Exercise tasks
- A) Decide whether each statement below agrees with the post on the hostility of things. Answer yes or no, and quote the exact words of the post that decide it.
(i) Clark-Trimble was primarily a physicist.
(ii) Clark-Trimble demonstrated his experiments before the Royal Society in London.
(iii) Clark-Trimble's experiments used four hundred pieces of carpet.
- B) According to the post on the hostility of things, on which carpet did the toast fall marmalade-downwards every time?
- C) Carry on writing the post on the hostility of things from the point where it stops.

Provided passage
++++++++++

Wednesday, May 26, 2010

Resistentialism or Les Choses Sont Contre Nous (Otherwise Known as the Graduated Hostility of Things)


You know all about it. You go to brush your teeth at the ungodly hour you've had to wake up, and sure enough you've leaked a line of Preparation H on the toothbrush instead of the travel size toothpaste that you must resort to using since you keep forgetting to buy a new tube of the right stuff.

Lesson: Put your glasses on first thing. Keep them right by the bathroom sink, is our recommendation. Look before you leak.

And read here why it happened in the first place. That Clark-Trimble guy was no dummy.

"A convenient point of departure is provided by the famous Clark-Trimble experiments of 1935. Clark-Trimble was not primarily a physicist, and his great discovery of the Graduated Hostility of Things was made almost accidentally. During some research into the relation between periods of the day and human bad temper, Clark-Trimble, a leading Cambridge psychologist, came to the conclusion that low human dynamics in the early morning could not sufficiently explain the apparent hostility of Things at the breakfast table - the way honey gets between the fingers, the unfoldability of news-papers, etc. In the experiments which finally confirmed him in this view, and which he demonstrated before the Royal Society in London, Clark-Trimble arranged four hundred pieces of carpet in ascending degrees of quality, from coarse matting to priceless Chinese silk. Pieces of toast and marmalade, graded, weighed, and measured, were then dropped on each piece of carpet, and the marmalade-downwards incidence was statistically analysed. The toast fell right-side-up every time on the cheap carpet, except when the cheap carpet was screened from the rest (in which case the toast didn’t know that Clark-Trimble had other and better carpets), and it fell marmalade-downwards every time on the Chinese silk. Most remarkable of all, the marmalade-downwards incidence for the intermediate grades was found to vary exactly with the quality of carpet.

++++++++++

Entries shown
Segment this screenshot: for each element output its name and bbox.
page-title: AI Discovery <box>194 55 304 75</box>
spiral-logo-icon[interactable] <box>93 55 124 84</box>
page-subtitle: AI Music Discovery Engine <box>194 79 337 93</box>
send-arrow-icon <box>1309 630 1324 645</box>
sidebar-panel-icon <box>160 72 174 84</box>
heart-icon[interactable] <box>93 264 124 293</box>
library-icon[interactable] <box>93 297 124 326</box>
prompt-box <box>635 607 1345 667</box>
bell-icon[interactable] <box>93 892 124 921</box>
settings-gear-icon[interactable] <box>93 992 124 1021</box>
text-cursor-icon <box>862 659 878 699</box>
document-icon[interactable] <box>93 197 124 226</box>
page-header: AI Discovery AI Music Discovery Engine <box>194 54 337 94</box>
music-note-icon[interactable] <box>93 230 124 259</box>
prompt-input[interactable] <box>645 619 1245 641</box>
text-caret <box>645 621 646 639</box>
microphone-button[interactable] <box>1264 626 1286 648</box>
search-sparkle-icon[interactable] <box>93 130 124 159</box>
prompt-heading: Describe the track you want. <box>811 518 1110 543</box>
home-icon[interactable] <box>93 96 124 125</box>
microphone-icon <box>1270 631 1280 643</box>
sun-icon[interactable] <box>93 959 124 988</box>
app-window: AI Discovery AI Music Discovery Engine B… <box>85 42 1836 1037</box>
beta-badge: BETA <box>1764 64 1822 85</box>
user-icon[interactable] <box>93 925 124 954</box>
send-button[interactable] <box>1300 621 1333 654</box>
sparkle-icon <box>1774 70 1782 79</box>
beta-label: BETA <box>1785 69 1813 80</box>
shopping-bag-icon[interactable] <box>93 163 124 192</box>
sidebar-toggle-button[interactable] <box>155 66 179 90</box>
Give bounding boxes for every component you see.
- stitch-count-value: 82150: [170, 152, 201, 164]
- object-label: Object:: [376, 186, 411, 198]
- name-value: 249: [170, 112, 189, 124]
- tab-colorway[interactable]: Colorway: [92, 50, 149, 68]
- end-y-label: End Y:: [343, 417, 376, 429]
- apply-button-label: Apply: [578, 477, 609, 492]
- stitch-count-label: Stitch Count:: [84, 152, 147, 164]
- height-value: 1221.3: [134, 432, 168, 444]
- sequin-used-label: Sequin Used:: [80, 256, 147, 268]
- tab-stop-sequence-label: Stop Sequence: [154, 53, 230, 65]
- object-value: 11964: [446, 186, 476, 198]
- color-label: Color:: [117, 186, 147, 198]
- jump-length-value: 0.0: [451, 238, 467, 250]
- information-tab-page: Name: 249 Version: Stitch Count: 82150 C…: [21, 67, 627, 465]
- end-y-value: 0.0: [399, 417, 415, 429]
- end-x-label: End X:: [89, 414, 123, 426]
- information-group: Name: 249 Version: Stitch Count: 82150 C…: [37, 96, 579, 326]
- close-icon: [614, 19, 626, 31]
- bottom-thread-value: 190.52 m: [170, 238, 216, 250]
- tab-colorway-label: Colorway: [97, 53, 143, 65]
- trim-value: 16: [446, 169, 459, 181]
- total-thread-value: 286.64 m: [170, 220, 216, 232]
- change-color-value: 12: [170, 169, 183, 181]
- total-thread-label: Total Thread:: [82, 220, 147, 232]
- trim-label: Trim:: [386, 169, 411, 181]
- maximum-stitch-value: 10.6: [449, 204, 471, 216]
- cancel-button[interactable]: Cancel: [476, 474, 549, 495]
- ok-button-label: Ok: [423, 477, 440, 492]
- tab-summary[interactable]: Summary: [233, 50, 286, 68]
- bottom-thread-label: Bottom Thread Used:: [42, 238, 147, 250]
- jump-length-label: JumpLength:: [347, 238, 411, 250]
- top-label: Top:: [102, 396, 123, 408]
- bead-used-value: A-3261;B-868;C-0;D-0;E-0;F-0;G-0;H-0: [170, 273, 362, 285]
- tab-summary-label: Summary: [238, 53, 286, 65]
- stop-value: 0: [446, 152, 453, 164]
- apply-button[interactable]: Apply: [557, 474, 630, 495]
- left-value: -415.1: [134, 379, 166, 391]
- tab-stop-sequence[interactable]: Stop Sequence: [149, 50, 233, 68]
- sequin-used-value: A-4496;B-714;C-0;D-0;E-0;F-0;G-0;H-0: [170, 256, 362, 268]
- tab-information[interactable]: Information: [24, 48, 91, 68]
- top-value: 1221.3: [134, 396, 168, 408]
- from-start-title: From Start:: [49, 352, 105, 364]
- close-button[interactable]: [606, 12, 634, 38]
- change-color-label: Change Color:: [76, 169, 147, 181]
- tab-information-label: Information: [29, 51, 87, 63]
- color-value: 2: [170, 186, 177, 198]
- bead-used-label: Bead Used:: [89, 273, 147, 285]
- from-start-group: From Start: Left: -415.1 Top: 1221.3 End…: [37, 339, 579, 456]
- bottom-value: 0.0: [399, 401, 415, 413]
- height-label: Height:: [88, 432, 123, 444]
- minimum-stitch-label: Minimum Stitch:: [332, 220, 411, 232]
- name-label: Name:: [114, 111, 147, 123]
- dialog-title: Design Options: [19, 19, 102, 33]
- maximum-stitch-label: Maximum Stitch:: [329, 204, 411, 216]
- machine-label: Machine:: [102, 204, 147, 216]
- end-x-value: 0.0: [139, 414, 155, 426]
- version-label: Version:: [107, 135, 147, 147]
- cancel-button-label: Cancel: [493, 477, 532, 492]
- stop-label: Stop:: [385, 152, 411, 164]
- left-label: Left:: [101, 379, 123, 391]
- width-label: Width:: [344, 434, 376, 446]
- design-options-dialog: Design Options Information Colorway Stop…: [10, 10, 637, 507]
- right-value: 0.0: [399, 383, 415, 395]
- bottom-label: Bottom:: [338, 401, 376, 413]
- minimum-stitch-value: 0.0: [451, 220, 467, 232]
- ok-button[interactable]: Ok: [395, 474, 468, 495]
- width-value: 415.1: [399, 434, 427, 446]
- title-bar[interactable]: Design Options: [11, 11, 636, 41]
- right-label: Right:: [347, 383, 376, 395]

++++++++++

Answers for the exercise
- A)
(i) No: "Clark-Trimble was not primarily a physicist"
(ii) Yes: "which he demonstrated before the Royal Society in London"
(iii) Yes: "Clark-Trimble arranged four hundred pieces of carpet in ascending degrees of quality"

- B) The Chinese silk.

- C)
The success of these experiments naturally switched Clark-Trimble’s attention to further research on resistentia, a fact which was directly responsible for the tragic and sudden end to his career when he trod on a garden rake at the Cambridge School of Agronomy. In the meantime, Noys and Crangenbacker had been doing some notable work in America. Noys carried out literally thousands of experiments, in which subjects of all ages and sexes, sitting in chairs of every conceivable kind, dropped various kinds of pencils. In only three cases did the pencil come to rest within easy reach. Crangenbacker’s work in the social-industrial field, on the relation of human willpower to specific problems such as whether a train or subway will stop with the door opposite you on a crowded platform, or whether there will be a mail box anywhere on your side of the street, was attracting much attention."

(From 'Report on Resistentialism' by Paul Jennings)

As it happens, I've since learned here all about the Jewelweed, which "contains two methoxy-1, four napthoquinine—an anti-inflammatory and fungicide that’s the active ingredient of Preparation H."

So if you find yourself in the Great Outdoors, having forgotten your toothpaste, all you need to do is find some Jewelweed and lay it on the toothbrush.

Or wherever.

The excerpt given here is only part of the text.